[Dataset records]
|---|
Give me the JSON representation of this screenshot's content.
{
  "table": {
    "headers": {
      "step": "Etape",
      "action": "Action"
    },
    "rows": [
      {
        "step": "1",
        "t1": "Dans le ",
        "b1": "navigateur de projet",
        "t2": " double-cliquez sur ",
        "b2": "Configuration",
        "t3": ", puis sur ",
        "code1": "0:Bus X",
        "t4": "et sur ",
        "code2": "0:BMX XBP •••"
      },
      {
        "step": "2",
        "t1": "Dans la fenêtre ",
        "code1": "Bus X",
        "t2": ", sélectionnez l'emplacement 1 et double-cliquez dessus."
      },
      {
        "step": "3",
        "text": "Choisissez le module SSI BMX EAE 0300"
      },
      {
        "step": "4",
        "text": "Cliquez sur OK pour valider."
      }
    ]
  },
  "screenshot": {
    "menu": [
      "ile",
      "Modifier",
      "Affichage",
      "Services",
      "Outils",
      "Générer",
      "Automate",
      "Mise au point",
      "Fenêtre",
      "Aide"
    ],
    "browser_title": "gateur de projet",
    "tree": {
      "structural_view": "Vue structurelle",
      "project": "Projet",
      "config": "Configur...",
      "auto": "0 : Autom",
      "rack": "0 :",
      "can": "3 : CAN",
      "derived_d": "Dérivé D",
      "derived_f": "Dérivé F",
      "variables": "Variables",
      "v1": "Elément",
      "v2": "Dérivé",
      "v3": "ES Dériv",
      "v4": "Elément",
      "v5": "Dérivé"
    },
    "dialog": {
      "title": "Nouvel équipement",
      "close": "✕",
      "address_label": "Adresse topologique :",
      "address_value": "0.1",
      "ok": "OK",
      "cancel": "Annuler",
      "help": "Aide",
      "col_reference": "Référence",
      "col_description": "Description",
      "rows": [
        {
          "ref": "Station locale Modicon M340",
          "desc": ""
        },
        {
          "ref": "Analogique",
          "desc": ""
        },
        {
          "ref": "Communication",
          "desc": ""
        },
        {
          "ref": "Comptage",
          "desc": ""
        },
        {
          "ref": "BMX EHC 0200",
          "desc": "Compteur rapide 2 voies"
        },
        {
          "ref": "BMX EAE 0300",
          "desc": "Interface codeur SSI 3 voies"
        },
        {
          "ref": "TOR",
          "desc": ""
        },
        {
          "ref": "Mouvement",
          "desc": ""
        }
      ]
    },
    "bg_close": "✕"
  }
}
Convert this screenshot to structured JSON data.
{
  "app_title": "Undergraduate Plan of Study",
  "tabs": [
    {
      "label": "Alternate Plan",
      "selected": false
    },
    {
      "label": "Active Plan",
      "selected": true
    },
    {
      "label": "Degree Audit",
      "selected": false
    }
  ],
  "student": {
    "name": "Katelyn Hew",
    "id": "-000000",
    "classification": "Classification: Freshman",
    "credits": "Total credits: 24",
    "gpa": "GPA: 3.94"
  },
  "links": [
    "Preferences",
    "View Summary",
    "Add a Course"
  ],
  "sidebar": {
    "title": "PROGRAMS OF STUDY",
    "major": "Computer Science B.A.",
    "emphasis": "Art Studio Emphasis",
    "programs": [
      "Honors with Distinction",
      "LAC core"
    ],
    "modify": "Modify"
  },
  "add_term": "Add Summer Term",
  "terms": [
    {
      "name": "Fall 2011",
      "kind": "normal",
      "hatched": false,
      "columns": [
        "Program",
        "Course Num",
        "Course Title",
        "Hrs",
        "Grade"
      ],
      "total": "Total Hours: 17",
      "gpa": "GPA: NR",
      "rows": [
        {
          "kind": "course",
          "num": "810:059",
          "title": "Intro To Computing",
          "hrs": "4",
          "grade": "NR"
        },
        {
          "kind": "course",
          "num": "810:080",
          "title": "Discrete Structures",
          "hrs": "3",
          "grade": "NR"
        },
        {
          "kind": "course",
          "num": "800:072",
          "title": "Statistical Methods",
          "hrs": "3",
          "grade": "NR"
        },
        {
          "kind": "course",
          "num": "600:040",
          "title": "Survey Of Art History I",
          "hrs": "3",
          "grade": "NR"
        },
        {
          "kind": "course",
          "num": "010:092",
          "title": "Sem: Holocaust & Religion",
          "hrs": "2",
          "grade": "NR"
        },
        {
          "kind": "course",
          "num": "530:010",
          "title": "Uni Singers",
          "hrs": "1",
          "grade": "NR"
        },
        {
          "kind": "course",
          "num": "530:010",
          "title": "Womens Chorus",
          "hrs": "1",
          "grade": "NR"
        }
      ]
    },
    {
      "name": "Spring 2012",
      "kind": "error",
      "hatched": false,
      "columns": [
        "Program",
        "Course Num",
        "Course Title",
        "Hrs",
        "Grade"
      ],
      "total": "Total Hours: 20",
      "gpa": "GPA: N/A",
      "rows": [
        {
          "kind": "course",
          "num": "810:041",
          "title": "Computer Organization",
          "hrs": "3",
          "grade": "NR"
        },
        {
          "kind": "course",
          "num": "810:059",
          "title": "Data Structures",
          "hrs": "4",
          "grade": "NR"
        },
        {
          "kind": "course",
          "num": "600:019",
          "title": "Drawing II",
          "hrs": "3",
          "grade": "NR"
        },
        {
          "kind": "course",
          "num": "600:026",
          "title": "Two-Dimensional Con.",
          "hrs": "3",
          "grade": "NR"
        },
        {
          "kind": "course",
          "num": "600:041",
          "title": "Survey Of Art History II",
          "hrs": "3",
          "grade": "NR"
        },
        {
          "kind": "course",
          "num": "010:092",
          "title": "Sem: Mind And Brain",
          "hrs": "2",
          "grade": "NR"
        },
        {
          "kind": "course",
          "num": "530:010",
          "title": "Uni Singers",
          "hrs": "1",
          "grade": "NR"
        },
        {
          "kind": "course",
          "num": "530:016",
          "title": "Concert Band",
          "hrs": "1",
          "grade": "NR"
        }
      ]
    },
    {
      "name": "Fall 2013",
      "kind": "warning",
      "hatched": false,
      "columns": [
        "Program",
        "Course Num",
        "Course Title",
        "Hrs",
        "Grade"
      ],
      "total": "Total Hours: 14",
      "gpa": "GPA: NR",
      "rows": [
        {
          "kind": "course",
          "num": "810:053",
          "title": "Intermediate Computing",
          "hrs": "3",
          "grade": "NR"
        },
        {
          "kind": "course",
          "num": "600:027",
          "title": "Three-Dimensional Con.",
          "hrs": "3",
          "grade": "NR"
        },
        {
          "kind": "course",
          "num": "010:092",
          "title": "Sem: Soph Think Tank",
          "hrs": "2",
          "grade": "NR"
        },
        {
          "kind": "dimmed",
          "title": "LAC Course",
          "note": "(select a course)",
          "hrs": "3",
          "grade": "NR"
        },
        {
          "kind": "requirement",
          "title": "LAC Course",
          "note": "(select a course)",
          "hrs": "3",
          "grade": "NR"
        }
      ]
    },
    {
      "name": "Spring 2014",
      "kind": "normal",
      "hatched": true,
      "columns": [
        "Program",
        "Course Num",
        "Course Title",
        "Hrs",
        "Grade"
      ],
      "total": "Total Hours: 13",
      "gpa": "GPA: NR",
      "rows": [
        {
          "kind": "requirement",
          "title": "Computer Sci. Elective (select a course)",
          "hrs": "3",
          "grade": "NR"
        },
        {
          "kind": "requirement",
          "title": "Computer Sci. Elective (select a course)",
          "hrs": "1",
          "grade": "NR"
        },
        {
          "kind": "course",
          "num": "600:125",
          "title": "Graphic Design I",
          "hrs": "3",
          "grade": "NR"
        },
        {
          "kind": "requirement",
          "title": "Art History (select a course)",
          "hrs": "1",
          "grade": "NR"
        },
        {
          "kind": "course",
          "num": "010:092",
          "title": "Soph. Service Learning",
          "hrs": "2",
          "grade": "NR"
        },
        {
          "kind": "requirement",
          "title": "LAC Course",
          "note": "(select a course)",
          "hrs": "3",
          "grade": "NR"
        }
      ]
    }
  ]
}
|---|
Write out every line exactly as it stands.

**Problem solution**
Give me the JSON representation of this screenshot's content.
{
  "table": {
    "headers": {
      "step": "Etape",
      "action": "Action"
    },
    "rows": [
      {
        "step": "1",
        "t1": "Dans le ",
        "b1": "navigateur de projet",
        "t2": " double-cliquez sur ",
        "b2": "Configuration",
        "t3": ", puis sur ",
        "code1": "0:Bus X",
        "t4": "et sur ",
        "code2": "0:BMX XBP •••"
      },
      {
        "step": "2",
        "t1": "Dans la fenêtre ",
        "code1": "Bus X",
        "t2": ", sélectionnez l'emplacement 1 et double-cliquez dessus."
      },
      {
        "step": "3",
        "text": "Choisissez le module SSI BMX EAE 0300"
      },
      {
        "step": "4",
        "text": "Cliquez sur OK pour valider."
      }
    ]
  },
  "screenshot": {
    "menu": [
      "ile",
      "Modifier",
      "Affichage",
      "Services",
      "Outils",
      "Générer",
      "Automate",
      "Mise au point",
      "Fenêtre",
      "Aide"
    ],
    "browser_title": "gateur de projet",
    "tree": {
      "structural_view": "Vue structurelle",
      "project": "Projet",
      "config": "Configur...",
      "auto": "0 : Autom",
      "rack": "0 :",
      "can": "3 : CAN",
      "derived_d": "Dérivé D",
      "derived_f": "Dérivé F",
      "variables": "Variables",
      "v1": "Elément",
      "v2": "Dérivé",
      "v3": "ES Dériv",
      "v4": "Elément",
      "v5": "Dérivé"
    },
    "dialog": {
      "title": "Nouvel équipement",
      "close": "✕",
      "address_label": "Adresse topologique :",
      "address_value": "0.1",
      "ok": "OK",
      "cancel": "Annuler",
      "help": "Aide",
      "col_reference": "Référence",
      "col_description": "Description",
      "rows": [
        {
          "ref": "Station locale Modicon M340",
          "desc": ""
        },
        {
          "ref": "Analogique",
          "desc": ""
        },
        {
          "ref": "Communication",
          "desc": ""
        },
        {
          "ref": "Comptage",
          "desc": ""
        },
        {
          "ref": "BMX EHC 0200",
          "desc": "Compteur rapide 2 voies"
        },
        {
          "ref": "BMX EAE 0300",
          "desc": "Interface codeur SSI 3 voies"
        },
        {
          "ref": "TOR",
          "desc": ""
        },
        {
          "ref": "Mouvement",
          "desc": ""
        }
      ]
    },
    "bg_close": "✕"
  }
}
Convert this screenshot to structured JSON data.
{
  "app_title": "Undergraduate Plan of Study",
  "tabs": [
    {
      "label": "Alternate Plan",
      "selected": false
    },
    {
      "label": "Active Plan",
      "selected": true
    },
    {
      "label": "Degree Audit",
      "selected": false
    }
  ],
  "student": {
    "name": "Katelyn Hew",
    "id": "-000000",
    "classification": "Classification: Freshman",
    "credits": "Total credits: 24",
    "gpa": "GPA: 3.94"
  },
  "links": [
    "Preferences",
    "View Summary",
    "Add a Course"
  ],
  "sidebar": {
    "title": "PROGRAMS OF STUDY",
    "major": "Computer Science B.A.",
    "emphasis": "Art Studio Emphasis",
    "programs": [
      "Honors with Distinction",
      "LAC core"
    ],
    "modify": "Modify"
  },
  "add_term": "Add Summer Term",
  "terms": [
    {
      "name": "Fall 2011",
      "kind": "normal",
      "hatched": false,
      "columns": [
        "Program",
        "Course Num",
        "Course Title",
        "Hrs",
        "Grade"
      ],
      "total": "Total Hours: 17",
      "gpa": "GPA: NR",
      "rows": [
        {
          "kind": "course",
          "num": "810:059",
          "title": "Intro To Computing",
          "hrs": "4",
          "grade": "NR"
        },
        {
          "kind": "course",
          "num": "810:080",
          "title": "Discrete Structures",
          "hrs": "3",
          "grade": "NR"
        },
        {
          "kind": "course",
          "num": "800:072",
          "title": "Statistical Methods",
          "hrs": "3",
          "grade": "NR"
        },
        {
          "kind": "course",
          "num": "600:040",
          "title": "Survey Of Art History I",
          "hrs": "3",
          "grade": "NR"
        },
        {
          "kind": "course",
          "num": "010:092",
          "title": "Sem: Holocaust & Religion",
          "hrs": "2",
          "grade": "NR"
        },
        {
          "kind": "course",
          "num": "530:010",
          "title": "Uni Singers",
          "hrs": "1",
          "grade": "NR"
        },
        {
          "kind": "course",
          "num": "530:010",
          "title": "Womens Chorus",
          "hrs": "1",
          "grade": "NR"
        }
      ]
    },
    {
      "name": "Spring 2012",
      "kind": "error",
      "hatched": false,
      "columns": [
        "Program",
        "Course Num",
        "Course Title",
        "Hrs",
        "Grade"
      ],
      "total": "Total Hours: 20",
      "gpa": "GPA: N/A",
      "rows": [
        {
          "kind": "course",
          "num": "810:041",
          "title": "Computer Organization",
          "hrs": "3",
          "grade": "NR"
        },
        {
          "kind": "course",
          "num": "810:059",
          "title": "Data Structures",
          "hrs": "4",
          "grade": "NR"
        },
        {
          "kind": "course",
          "num": "600:019",
          "title": "Drawing II",
          "hrs": "3",
          "grade": "NR"
        },
        {
          "kind": "course",
          "num": "600:026",
          "title": "Two-Dimensional Con.",
          "hrs": "3",
          "grade": "NR"
        },
        {
          "kind": "course",
          "num": "600:041",
          "title": "Survey Of Art History II",
          "hrs": "3",
          "grade": "NR"
        },
        {
          "kind": "course",
          "num": "010:092",
          "title": "Sem: Mind And Brain",
          "hrs": "2",
          "grade": "NR"
        },
        {
          "kind": "course",
          "num": "530:010",
          "title": "Uni Singers",
          "hrs": "1",
          "grade": "NR"
        },
        {
          "kind": "course",
          "num": "530:016",
          "title": "Concert Band",
          "hrs": "1",
          "grade": "NR"
        }
      ]
    },
    {
      "name": "Fall 2013",
      "kind": "warning",
      "hatched": false,
      "columns": [
        "Program",
        "Course Num",
        "Course Title",
        "Hrs",
        "Grade"
      ],
      "total": "Total Hours: 14",
      "gpa": "GPA: NR",
      "rows": [
        {
          "kind": "course",
          "num": "810:053",
          "title": "Intermediate Computing",
          "hrs": "3",
          "grade": "NR"
        },
        {
          "kind": "course",
          "num": "600:027",
          "title": "Three-Dimensional Con.",
          "hrs": "3",
          "grade": "NR"
        },
        {
          "kind": "course",
          "num": "010:092",
          "title": "Sem: Soph Think Tank",
          "hrs": "2",
          "grade": "NR"
        },
        {
          "kind": "dimmed",
          "title": "LAC Course",
          "note": "(select a course)",
          "hrs": "3",
          "grade": "NR"
        },
        {
          "kind": "requirement",
          "title": "LAC Course",
          "note": "(select a course)",
          "hrs": "3",
          "grade": "NR"
        }
      ]
    },
    {
      "name": "Spring 2014",
      "kind": "normal",
      "hatched": true,
      "columns": [
        "Program",
        "Course Num",
        "Course Title",
        "Hrs",
        "Grade"
      ],
      "total": "Total Hours: 13",
      "gpa": "GPA: NR",
      "rows": [
        {
          "kind": "requirement",
          "title": "Computer Sci. Elective (select a course)",
          "hrs": "3",
          "grade": "NR"
        },
        {
          "kind": "requirement",
          "title": "Computer Sci. Elective (select a course)",
          "hrs": "1",
          "grade": "NR"
        },
        {
          "kind": "course",
          "num": "600:125",
          "title": "Graphic Design I",
          "hrs": "3",
          "grade": "NR"
        },
        {
          "kind": "requirement",
          "title": "Art History (select a course)",
          "hrs": "1",
          "grade": "NR"
        },
        {
          "kind": "course",
          "num": "010:092",
          "title": "Soph. Service Learning",
          "hrs": "2",
          "grade": "NR"
        },
        {
          "kind": "requirement",
          "title": "LAC Course",
          "note": "(select a course)",
          "hrs": "3",
          "grade": "NR"
        }
      ]
    }
  ]
}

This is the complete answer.